• [Written task]: Every record should be written out exactly, with the pictures left out.

•••••

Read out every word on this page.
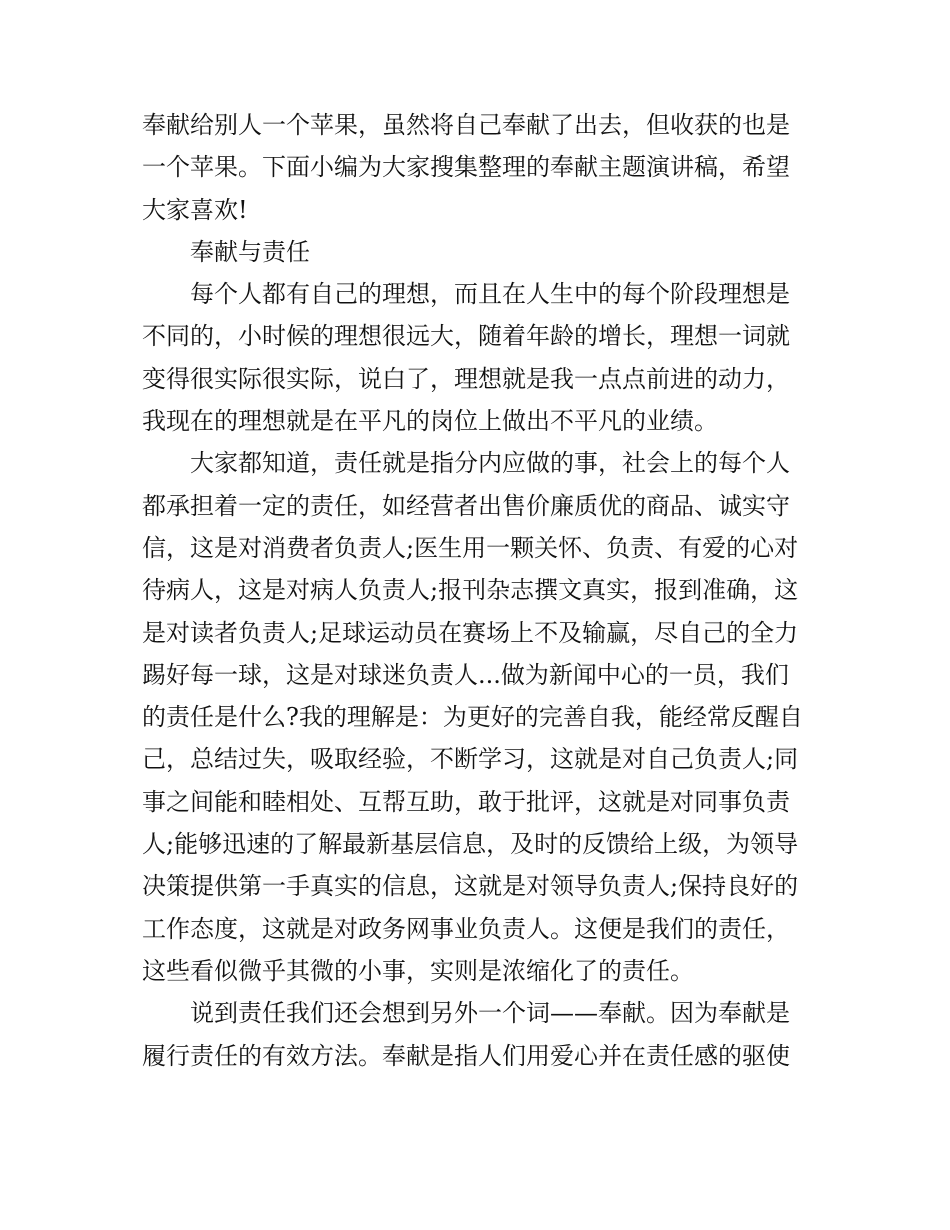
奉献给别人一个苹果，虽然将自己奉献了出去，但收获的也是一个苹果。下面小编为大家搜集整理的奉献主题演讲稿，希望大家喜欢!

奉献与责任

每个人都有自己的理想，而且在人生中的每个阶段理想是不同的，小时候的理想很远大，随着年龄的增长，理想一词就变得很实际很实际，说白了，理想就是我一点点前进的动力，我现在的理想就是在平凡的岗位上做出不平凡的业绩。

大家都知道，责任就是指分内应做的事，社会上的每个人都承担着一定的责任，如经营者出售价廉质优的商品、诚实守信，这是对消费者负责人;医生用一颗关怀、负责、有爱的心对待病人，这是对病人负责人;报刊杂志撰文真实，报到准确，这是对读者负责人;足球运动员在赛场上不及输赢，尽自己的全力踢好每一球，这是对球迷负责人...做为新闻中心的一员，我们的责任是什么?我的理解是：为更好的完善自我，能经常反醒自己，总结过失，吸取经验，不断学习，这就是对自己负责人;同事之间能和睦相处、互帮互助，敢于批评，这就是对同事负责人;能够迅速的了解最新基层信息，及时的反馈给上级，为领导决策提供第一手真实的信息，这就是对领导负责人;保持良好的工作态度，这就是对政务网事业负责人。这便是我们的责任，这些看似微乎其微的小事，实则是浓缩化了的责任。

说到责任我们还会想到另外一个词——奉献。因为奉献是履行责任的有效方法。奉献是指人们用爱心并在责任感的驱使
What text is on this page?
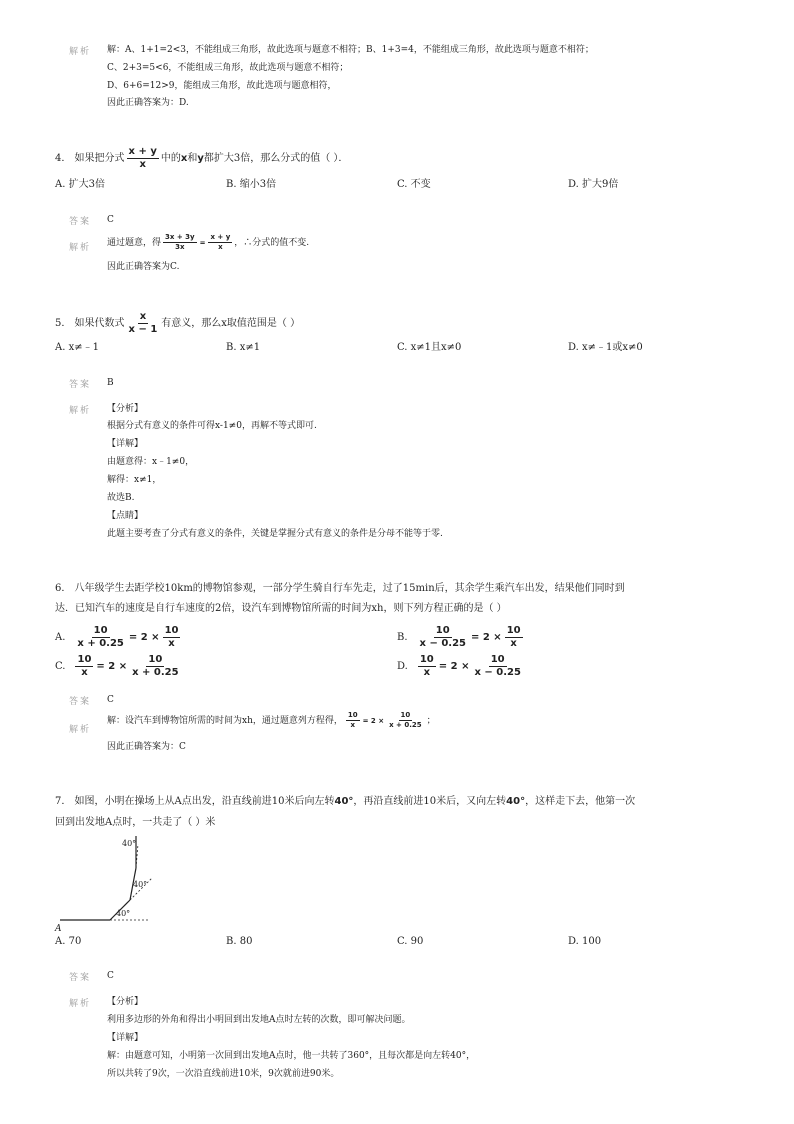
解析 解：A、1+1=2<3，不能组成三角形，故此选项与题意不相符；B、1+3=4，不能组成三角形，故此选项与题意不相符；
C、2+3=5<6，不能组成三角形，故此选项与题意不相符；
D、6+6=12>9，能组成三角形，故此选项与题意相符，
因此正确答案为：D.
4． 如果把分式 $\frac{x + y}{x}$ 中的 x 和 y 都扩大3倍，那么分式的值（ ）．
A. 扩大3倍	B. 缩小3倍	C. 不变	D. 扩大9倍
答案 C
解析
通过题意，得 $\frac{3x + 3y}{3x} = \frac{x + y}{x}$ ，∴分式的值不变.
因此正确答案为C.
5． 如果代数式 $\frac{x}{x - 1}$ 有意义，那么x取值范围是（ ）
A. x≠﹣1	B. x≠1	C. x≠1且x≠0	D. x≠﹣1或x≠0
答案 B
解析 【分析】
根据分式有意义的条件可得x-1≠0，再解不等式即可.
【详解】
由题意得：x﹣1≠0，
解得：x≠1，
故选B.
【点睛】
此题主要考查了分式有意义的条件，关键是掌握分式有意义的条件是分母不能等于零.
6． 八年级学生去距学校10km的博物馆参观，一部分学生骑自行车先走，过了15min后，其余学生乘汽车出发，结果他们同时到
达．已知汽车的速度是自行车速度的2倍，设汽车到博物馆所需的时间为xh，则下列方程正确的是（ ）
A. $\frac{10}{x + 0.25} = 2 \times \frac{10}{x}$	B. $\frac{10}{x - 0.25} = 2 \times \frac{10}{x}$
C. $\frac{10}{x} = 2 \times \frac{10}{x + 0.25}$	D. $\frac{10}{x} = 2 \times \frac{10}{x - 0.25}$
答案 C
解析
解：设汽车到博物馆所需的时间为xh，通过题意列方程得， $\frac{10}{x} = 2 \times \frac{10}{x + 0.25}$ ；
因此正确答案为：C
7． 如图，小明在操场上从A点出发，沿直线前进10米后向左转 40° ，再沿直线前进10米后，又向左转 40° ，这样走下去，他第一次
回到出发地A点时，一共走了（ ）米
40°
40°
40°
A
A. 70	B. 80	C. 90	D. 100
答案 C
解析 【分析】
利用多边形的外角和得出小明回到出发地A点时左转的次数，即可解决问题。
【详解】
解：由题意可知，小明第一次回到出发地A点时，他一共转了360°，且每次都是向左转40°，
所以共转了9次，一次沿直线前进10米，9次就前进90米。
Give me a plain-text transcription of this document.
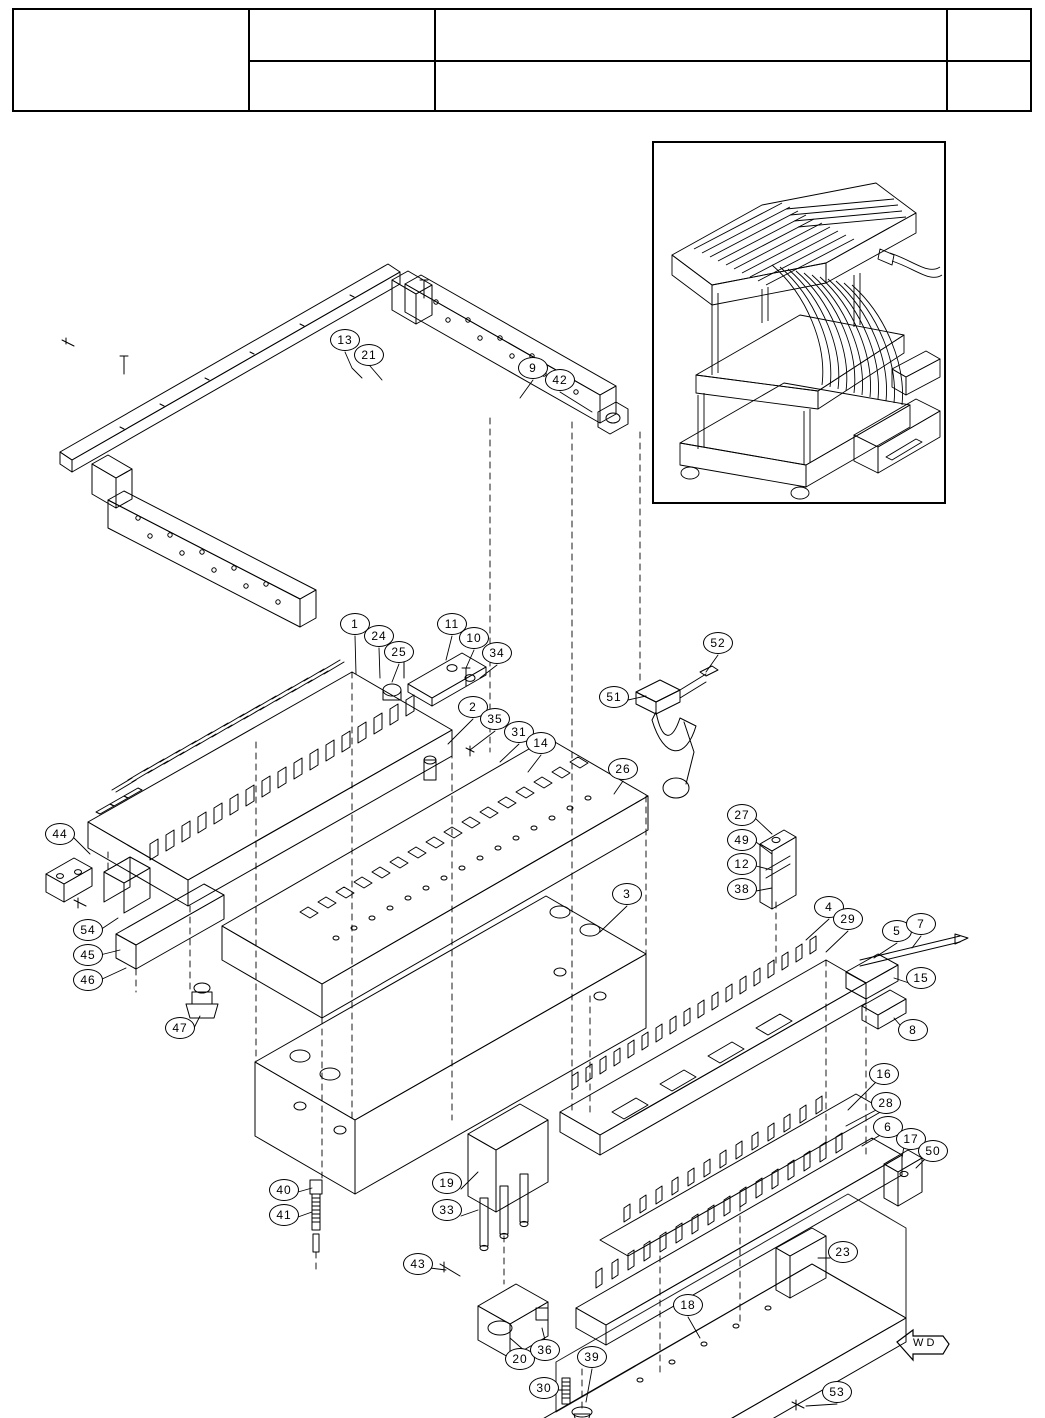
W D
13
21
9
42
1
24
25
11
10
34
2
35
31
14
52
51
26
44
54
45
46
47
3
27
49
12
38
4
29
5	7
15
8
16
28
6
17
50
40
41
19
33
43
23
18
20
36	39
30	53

•••••

• [Completed exercise]:
Read out every word on this page.
奉献给别人一个苹果，虽然将自己奉献了出去，但收获的也是一个苹果。下面小编为大家搜集整理的奉献主题演讲稿，希望大家喜欢!

奉献与责任

每个人都有自己的理想，而且在人生中的每个阶段理想是不同的，小时候的理想很远大，随着年龄的增长，理想一词就变得很实际很实际，说白了，理想就是我一点点前进的动力，我现在的理想就是在平凡的岗位上做出不平凡的业绩。

大家都知道，责任就是指分内应做的事，社会上的每个人都承担着一定的责任，如经营者出售价廉质优的商品、诚实守信，这是对消费者负责人;医生用一颗关怀、负责、有爱的心对待病人，这是对病人负责人;报刊杂志撰文真实，报到准确，这是对读者负责人;足球运动员在赛场上不及输赢，尽自己的全力踢好每一球，这是对球迷负责人...做为新闻中心的一员，我们的责任是什么?我的理解是：为更好的完善自我，能经常反醒自己，总结过失，吸取经验，不断学习，这就是对自己负责人;同事之间能和睦相处、互帮互助，敢于批评，这就是对同事负责人;能够迅速的了解最新基层信息，及时的反馈给上级，为领导决策提供第一手真实的信息，这就是对领导负责人;保持良好的工作态度，这就是对政务网事业负责人。这便是我们的责任，这些看似微乎其微的小事，实则是浓缩化了的责任。

说到责任我们还会想到另外一个词——奉献。因为奉献是履行责任的有效方法。奉献是指人们用爱心并在责任感的驱使
What text is on this page?
解析 解：A、1+1=2<3，不能组成三角形，故此选项与题意不相符；B、1+3=4，不能组成三角形，故此选项与题意不相符；
C、2+3=5<6，不能组成三角形，故此选项与题意不相符；
D、6+6=12>9，能组成三角形，故此选项与题意相符，
因此正确答案为：D.
4． 如果把分式 $\frac{x + y}{x}$ 中的 x 和 y 都扩大3倍，那么分式的值（ ）．
A. 扩大3倍	B. 缩小3倍	C. 不变	D. 扩大9倍
答案 C
解析
通过题意，得 $\frac{3x + 3y}{3x} = \frac{x + y}{x}$ ，∴分式的值不变.
因此正确答案为C.
5． 如果代数式 $\frac{x}{x - 1}$ 有意义，那么x取值范围是（ ）
A. x≠﹣1	B. x≠1	C. x≠1且x≠0	D. x≠﹣1或x≠0
答案 B
解析 【分析】
根据分式有意义的条件可得x-1≠0，再解不等式即可.
【详解】
由题意得：x﹣1≠0，
解得：x≠1，
故选B.
【点睛】
此题主要考查了分式有意义的条件，关键是掌握分式有意义的条件是分母不能等于零.
6． 八年级学生去距学校10km的博物馆参观，一部分学生骑自行车先走，过了15min后，其余学生乘汽车出发，结果他们同时到
达．已知汽车的速度是自行车速度的2倍，设汽车到博物馆所需的时间为xh，则下列方程正确的是（ ）
A. $\frac{10}{x + 0.25} = 2 \times \frac{10}{x}$	B. $\frac{10}{x - 0.25} = 2 \times \frac{10}{x}$
C. $\frac{10}{x} = 2 \times \frac{10}{x + 0.25}$	D. $\frac{10}{x} = 2 \times \frac{10}{x - 0.25}$
答案 C
解析
解：设汽车到博物馆所需的时间为xh，通过题意列方程得， $\frac{10}{x} = 2 \times \frac{10}{x + 0.25}$ ；
因此正确答案为：C
7． 如图，小明在操场上从A点出发，沿直线前进10米后向左转 40° ，再沿直线前进10米后，又向左转 40° ，这样走下去，他第一次
回到出发地A点时，一共走了（ ）米
40°
40°
40°
A
A. 70	B. 80	C. 90	D. 100
答案 C
解析 【分析】
利用多边形的外角和得出小明回到出发地A点时左转的次数，即可解决问题。
【详解】
解：由题意可知，小明第一次回到出发地A点时，他一共转了360°，且每次都是向左转40°，
所以共转了9次，一次沿直线前进10米，9次就前进90米。
Give me a plain-text transcription of this document.
W D
13
21
9
42
1
24
25
11
10
34
2
35
31
14
52
51
26
44
54
45
46
47
3
27
49
12
38
4
29
5	7
15
8
16
28
6
17
50
40
41
19
33
43
23
18
20
36	39
30	53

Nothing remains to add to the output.